─── Task data
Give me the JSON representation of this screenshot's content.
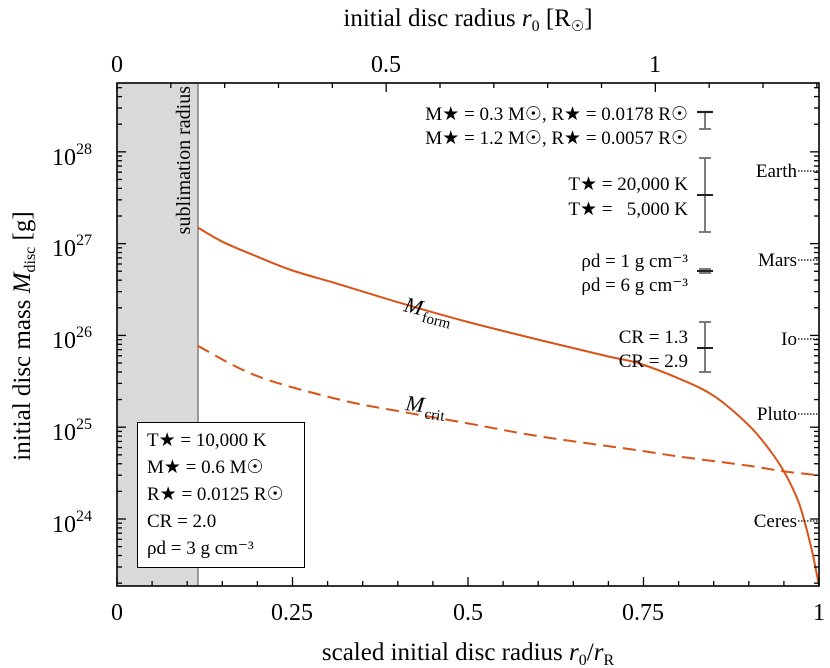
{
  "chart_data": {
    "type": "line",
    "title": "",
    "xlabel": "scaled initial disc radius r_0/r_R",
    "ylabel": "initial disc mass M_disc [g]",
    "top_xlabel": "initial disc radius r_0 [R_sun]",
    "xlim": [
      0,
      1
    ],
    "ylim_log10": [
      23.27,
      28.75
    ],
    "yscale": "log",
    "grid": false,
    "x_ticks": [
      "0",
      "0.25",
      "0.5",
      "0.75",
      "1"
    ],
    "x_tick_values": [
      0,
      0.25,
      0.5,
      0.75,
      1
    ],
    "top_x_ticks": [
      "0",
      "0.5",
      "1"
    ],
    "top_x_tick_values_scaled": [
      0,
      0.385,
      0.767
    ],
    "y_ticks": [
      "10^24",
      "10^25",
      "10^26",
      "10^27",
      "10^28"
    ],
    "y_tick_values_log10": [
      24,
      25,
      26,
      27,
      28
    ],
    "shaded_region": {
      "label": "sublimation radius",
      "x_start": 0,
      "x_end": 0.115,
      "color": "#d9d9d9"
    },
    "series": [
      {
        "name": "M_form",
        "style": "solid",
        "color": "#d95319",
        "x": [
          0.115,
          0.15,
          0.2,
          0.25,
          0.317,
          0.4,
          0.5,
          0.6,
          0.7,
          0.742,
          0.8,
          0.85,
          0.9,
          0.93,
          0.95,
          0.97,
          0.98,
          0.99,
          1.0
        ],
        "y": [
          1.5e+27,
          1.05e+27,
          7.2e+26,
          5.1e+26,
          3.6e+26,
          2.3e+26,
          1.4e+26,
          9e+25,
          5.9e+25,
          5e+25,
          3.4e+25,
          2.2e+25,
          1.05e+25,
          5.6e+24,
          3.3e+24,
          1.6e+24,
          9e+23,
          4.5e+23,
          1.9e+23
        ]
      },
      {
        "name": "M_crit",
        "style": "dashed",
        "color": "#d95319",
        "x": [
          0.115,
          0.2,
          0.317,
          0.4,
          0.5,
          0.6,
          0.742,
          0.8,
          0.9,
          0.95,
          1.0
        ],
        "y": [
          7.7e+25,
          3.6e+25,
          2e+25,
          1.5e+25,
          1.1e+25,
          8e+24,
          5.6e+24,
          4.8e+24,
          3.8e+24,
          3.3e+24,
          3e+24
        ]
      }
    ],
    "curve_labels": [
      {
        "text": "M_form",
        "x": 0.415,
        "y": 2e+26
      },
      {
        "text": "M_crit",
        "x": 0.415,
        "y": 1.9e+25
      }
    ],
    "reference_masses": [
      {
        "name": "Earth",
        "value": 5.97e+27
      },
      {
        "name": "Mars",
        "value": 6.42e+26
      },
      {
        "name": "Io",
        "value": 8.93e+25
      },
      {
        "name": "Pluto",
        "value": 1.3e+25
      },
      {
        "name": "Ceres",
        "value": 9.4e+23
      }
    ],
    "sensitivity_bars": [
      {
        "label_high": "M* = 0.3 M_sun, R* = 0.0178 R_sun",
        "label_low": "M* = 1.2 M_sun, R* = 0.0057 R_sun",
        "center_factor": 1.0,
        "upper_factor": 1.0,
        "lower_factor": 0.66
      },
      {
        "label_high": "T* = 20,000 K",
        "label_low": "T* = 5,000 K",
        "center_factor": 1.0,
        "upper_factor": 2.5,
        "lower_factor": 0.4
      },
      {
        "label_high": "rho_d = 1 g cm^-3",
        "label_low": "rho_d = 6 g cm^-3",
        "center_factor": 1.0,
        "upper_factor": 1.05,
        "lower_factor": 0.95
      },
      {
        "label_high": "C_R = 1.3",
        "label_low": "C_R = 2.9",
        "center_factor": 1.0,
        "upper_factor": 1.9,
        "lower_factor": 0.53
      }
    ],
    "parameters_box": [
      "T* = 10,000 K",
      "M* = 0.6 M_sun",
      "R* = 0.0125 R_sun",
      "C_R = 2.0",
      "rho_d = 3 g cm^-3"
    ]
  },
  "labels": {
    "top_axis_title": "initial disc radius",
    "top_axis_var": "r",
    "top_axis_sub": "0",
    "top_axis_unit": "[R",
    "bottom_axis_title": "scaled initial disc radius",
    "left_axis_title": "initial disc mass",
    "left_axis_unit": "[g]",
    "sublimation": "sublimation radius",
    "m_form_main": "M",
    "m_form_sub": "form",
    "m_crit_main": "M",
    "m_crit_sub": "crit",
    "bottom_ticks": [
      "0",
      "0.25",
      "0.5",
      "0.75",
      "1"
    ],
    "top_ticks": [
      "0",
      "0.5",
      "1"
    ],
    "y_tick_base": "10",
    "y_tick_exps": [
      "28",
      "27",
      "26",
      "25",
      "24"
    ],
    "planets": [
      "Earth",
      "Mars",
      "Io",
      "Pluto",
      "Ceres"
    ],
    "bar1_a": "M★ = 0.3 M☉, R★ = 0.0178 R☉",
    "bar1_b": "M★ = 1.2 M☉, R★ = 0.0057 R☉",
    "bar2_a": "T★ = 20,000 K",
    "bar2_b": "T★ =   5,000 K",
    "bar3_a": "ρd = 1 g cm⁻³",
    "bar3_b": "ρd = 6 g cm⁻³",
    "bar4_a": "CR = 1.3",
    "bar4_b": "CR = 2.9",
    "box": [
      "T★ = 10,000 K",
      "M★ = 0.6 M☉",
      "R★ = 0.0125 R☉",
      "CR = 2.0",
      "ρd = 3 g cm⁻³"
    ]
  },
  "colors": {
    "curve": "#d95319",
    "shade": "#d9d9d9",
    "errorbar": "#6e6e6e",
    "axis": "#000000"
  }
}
──────
## Task description:
Transcribe every record above exactly, leaving out the pictures.

## Solution to this task:
Give me the JSON representation of this screenshot's content.
{
  "chart_data": {
    "type": "line",
    "title": "",
    "xlabel": "scaled initial disc radius r_0/r_R",
    "ylabel": "initial disc mass M_disc [g]",
    "top_xlabel": "initial disc radius r_0 [R_sun]",
    "xlim": [
      0,
      1
    ],
    "ylim_log10": [
      23.27,
      28.75
    ],
    "yscale": "log",
    "grid": false,
    "x_ticks": [
      "0",
      "0.25",
      "0.5",
      "0.75",
      "1"
    ],
    "x_tick_values": [
      0,
      0.25,
      0.5,
      0.75,
      1
    ],
    "top_x_ticks": [
      "0",
      "0.5",
      "1"
    ],
    "top_x_tick_values_scaled": [
      0,
      0.385,
      0.767
    ],
    "y_ticks": [
      "10^24",
      "10^25",
      "10^26",
      "10^27",
      "10^28"
    ],
    "y_tick_values_log10": [
      24,
      25,
      26,
      27,
      28
    ],
    "shaded_region": {
      "label": "sublimation radius",
      "x_start": 0,
      "x_end": 0.115,
      "color": "#d9d9d9"
    },
    "series": [
      {
        "name": "M_form",
        "style": "solid",
        "color": "#d95319",
        "x": [
          0.115,
          0.15,
          0.2,
          0.25,
          0.317,
          0.4,
          0.5,
          0.6,
          0.7,
          0.742,
          0.8,
          0.85,
          0.9,
          0.93,
          0.95,
          0.97,
          0.98,
          0.99,
          1.0
        ],
        "y": [
          1.5e+27,
          1.05e+27,
          7.2e+26,
          5.1e+26,
          3.6e+26,
          2.3e+26,
          1.4e+26,
          9e+25,
          5.9e+25,
          5e+25,
          3.4e+25,
          2.2e+25,
          1.05e+25,
          5.6e+24,
          3.3e+24,
          1.6e+24,
          9e+23,
          4.5e+23,
          1.9e+23
        ]
      },
      {
        "name": "M_crit",
        "style": "dashed",
        "color": "#d95319",
        "x": [
          0.115,
          0.2,
          0.317,
          0.4,
          0.5,
          0.6,
          0.742,
          0.8,
          0.9,
          0.95,
          1.0
        ],
        "y": [
          7.7e+25,
          3.6e+25,
          2e+25,
          1.5e+25,
          1.1e+25,
          8e+24,
          5.6e+24,
          4.8e+24,
          3.8e+24,
          3.3e+24,
          3e+24
        ]
      }
    ],
    "curve_labels": [
      {
        "text": "M_form",
        "x": 0.415,
        "y": 2e+26
      },
      {
        "text": "M_crit",
        "x": 0.415,
        "y": 1.9e+25
      }
    ],
    "reference_masses": [
      {
        "name": "Earth",
        "value": 5.97e+27
      },
      {
        "name": "Mars",
        "value": 6.42e+26
      },
      {
        "name": "Io",
        "value": 8.93e+25
      },
      {
        "name": "Pluto",
        "value": 1.3e+25
      },
      {
        "name": "Ceres",
        "value": 9.4e+23
      }
    ],
    "sensitivity_bars": [
      {
        "label_high": "M* = 0.3 M_sun, R* = 0.0178 R_sun",
        "label_low": "M* = 1.2 M_sun, R* = 0.0057 R_sun",
        "center_factor": 1.0,
        "upper_factor": 1.0,
        "lower_factor": 0.66
      },
      {
        "label_high": "T* = 20,000 K",
        "label_low": "T* = 5,000 K",
        "center_factor": 1.0,
        "upper_factor": 2.5,
        "lower_factor": 0.4
      },
      {
        "label_high": "rho_d = 1 g cm^-3",
        "label_low": "rho_d = 6 g cm^-3",
        "center_factor": 1.0,
        "upper_factor": 1.05,
        "lower_factor": 0.95
      },
      {
        "label_high": "C_R = 1.3",
        "label_low": "C_R = 2.9",
        "center_factor": 1.0,
        "upper_factor": 1.9,
        "lower_factor": 0.53
      }
    ],
    "parameters_box": [
      "T* = 10,000 K",
      "M* = 0.6 M_sun",
      "R* = 0.0125 R_sun",
      "C_R = 2.0",
      "rho_d = 3 g cm^-3"
    ]
  },
  "labels": {
    "top_axis_title": "initial disc radius",
    "top_axis_var": "r",
    "top_axis_sub": "0",
    "top_axis_unit": "[R",
    "bottom_axis_title": "scaled initial disc radius",
    "left_axis_title": "initial disc mass",
    "left_axis_unit": "[g]",
    "sublimation": "sublimation radius",
    "m_form_main": "M",
    "m_form_sub": "form",
    "m_crit_main": "M",
    "m_crit_sub": "crit",
    "bottom_ticks": [
      "0",
      "0.25",
      "0.5",
      "0.75",
      "1"
    ],
    "top_ticks": [
      "0",
      "0.5",
      "1"
    ],
    "y_tick_base": "10",
    "y_tick_exps": [
      "28",
      "27",
      "26",
      "25",
      "24"
    ],
    "planets": [
      "Earth",
      "Mars",
      "Io",
      "Pluto",
      "Ceres"
    ],
    "bar1_a": "M★ = 0.3 M☉, R★ = 0.0178 R☉",
    "bar1_b": "M★ = 1.2 M☉, R★ = 0.0057 R☉",
    "bar2_a": "T★ = 20,000 K",
    "bar2_b": "T★ =   5,000 K",
    "bar3_a": "ρd = 1 g cm⁻³",
    "bar3_b": "ρd = 6 g cm⁻³",
    "bar4_a": "CR = 1.3",
    "bar4_b": "CR = 2.9",
    "box": [
      "T★ = 10,000 K",
      "M★ = 0.6 M☉",
      "R★ = 0.0125 R☉",
      "CR = 2.0",
      "ρd = 3 g cm⁻³"
    ]
  },
  "colors": {
    "curve": "#d95319",
    "shade": "#d9d9d9",
    "errorbar": "#6e6e6e",
    "axis": "#000000"
  }
}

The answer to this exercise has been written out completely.